**** Passage shown

Darkest White is the seventh and final full-length album by the Norwegian gothic metal band Tristania. It is the second Tristania album to feature Mariangela Demurtas and Kjetil Nordhus on vocals.

Overview
The demo that gave birth to the final version of the songs in Darkest White were produced between June and September 2012. Soon after, the band readjusted the songs by themselves, in an improvised studio at Ole Vistnes' apartment, between September and December 2012. In January 2013, the band entered the studio to make the definitive recordings of the album, finishing in less than a month, the band's shortest recording period so far.

Early April, the band announced Darkest White official track list.

Critical reception 
The album was critically well received, and often considered the "real come back" for the band after former vocalist Vibeke Stene departure, in 2007. The album was praised for its "exploration of dark, desolate beauty" mood while called an "emotional thread". Another aspect that was well received was the "flawlessly accomplished" three-vocalist style driven throughout the album with the harsh vocals from Anders H. Hidle, the clean vocals from the returning Kjetil Nordhus and Mariangela Demurtas' female vocals. The combination of this three vocalists was considered "intelligent" and "diligent".

********

### What this exercise asks
[1] Edit the records from their first line up to and including the line with "Text: Jul. 2, 2009": change "Ellipse" to "Oval" and keep everything else the same. Reproduce only those lines.
[2] Resume the Darkest White article from where it stops.

**** Given entries

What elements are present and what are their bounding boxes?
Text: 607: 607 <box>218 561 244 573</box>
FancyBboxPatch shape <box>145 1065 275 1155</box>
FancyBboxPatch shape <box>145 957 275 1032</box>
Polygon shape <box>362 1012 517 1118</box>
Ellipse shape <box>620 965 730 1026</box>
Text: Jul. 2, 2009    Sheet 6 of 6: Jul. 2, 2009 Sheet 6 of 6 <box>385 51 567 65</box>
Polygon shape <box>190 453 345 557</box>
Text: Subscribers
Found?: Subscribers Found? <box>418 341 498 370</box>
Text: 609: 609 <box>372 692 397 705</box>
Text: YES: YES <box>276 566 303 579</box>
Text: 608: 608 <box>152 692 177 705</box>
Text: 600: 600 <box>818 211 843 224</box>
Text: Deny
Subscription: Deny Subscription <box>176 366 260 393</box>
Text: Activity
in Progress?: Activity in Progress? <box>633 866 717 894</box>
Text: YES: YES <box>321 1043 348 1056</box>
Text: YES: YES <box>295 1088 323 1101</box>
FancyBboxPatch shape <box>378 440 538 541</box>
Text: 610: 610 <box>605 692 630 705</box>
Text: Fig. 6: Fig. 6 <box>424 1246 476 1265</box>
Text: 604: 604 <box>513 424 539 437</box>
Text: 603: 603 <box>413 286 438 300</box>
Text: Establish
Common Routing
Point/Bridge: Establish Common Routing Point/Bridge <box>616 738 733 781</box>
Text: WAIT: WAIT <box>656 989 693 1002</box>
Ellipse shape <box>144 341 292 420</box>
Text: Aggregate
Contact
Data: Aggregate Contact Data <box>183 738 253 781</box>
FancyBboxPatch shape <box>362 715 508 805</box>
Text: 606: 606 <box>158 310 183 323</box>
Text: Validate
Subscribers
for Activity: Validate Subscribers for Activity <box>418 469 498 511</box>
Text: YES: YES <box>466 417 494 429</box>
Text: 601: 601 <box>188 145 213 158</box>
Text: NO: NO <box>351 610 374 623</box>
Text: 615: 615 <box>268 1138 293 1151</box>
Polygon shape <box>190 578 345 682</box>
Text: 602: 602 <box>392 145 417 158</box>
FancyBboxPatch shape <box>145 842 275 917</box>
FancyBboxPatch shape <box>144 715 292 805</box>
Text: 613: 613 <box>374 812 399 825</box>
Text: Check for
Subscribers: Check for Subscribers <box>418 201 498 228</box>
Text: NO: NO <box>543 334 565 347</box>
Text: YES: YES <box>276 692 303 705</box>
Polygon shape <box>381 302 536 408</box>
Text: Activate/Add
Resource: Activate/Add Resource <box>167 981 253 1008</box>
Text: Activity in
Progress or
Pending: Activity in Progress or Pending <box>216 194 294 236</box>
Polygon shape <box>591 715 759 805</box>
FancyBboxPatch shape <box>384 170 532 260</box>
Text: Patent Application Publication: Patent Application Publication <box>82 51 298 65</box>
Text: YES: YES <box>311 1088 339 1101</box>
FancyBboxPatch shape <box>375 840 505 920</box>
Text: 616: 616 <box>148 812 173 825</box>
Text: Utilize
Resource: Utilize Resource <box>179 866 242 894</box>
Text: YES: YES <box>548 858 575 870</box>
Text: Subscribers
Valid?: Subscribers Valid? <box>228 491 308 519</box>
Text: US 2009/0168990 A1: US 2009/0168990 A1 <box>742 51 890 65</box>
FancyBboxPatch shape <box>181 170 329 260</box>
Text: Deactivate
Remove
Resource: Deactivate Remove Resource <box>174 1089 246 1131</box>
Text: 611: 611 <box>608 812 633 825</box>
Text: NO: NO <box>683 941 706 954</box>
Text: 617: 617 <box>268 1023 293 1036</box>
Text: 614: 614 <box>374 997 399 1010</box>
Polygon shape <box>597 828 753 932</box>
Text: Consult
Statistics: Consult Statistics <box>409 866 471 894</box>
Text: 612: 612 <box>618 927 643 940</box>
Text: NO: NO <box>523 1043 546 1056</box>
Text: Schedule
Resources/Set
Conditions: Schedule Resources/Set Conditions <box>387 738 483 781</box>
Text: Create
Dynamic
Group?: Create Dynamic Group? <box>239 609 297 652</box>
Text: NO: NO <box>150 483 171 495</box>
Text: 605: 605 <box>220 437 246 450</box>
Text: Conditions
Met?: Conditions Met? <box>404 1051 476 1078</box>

********

### Answers to the exercise
[1]
What elements are present and what are their bounding boxes?
Text: 607: 607 <box>218 561 244 573</box>
FancyBboxPatch shape <box>145 1065 275 1155</box>
FancyBboxPatch shape <box>145 957 275 1032</box>
Polygon shape <box>362 1012 517 1118</box>
Oval shape <box>620 965 730 1026</box>
Text: Jul. 2, 2009    Sheet 6 of 6: Jul. 2, 2009 Sheet 6 of 6 <box>385 51 567 65</box>

[2]
Track listing

Charts

Personnel

Tristania
Mariangela Demurtas – vocals
Kjetil Nordhus – vocals
Anders Høyvik Hidle – guitars & harsh vocals
Ole Vistnes – bass & vocals
Gyri Smørdal Losnegaard – guitars
Einar Moen – synths & programming*
Tarald Lie Jr. – drums
Additional personnel
Einar Moen is listed as the band's synth player in the booklet, however Bernt Moen is credited with having performed the synth on this album.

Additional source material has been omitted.